* Directions for this task
Your task is to copy every line of the entries that contains "items".

=-=-=-=-=

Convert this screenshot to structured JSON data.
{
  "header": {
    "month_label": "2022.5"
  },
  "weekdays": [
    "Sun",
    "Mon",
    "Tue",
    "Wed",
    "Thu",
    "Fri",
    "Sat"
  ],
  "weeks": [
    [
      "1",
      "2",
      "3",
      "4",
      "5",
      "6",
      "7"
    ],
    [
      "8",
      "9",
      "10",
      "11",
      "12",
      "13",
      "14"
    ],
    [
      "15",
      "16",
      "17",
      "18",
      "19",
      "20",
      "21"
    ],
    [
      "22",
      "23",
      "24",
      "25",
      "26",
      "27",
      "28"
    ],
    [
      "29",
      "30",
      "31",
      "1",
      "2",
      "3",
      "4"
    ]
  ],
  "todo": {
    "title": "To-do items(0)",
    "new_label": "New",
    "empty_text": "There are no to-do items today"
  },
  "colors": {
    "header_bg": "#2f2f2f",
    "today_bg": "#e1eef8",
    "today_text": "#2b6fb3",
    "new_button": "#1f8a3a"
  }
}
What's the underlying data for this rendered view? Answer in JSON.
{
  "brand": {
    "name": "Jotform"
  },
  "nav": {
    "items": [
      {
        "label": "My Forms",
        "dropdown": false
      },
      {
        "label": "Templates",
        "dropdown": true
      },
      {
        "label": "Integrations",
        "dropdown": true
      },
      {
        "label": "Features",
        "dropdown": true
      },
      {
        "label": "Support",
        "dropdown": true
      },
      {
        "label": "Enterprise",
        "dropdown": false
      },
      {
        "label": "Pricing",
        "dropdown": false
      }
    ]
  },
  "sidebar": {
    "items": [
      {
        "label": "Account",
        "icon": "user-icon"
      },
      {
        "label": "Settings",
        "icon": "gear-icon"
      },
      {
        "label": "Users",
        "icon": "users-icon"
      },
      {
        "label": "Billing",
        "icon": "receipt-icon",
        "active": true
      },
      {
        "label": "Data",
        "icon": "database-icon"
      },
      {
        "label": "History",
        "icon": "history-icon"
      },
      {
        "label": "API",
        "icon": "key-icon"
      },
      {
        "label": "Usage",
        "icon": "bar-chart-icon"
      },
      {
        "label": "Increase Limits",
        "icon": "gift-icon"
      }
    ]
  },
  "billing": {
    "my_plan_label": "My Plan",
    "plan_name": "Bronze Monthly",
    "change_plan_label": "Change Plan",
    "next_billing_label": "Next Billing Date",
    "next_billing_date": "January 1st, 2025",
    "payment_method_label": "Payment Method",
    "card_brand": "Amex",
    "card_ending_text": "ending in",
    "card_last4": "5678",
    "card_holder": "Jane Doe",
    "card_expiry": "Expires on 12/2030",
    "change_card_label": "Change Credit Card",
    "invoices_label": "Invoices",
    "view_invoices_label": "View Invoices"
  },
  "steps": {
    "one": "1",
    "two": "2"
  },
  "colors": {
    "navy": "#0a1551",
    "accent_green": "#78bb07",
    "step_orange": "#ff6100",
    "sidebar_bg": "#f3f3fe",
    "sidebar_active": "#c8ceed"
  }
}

=-=-=-=-=

* Result of this task
    "title": "To-do items(0)",
    "empty_text": "There are no to-do items today"
    "items": [
    "items": [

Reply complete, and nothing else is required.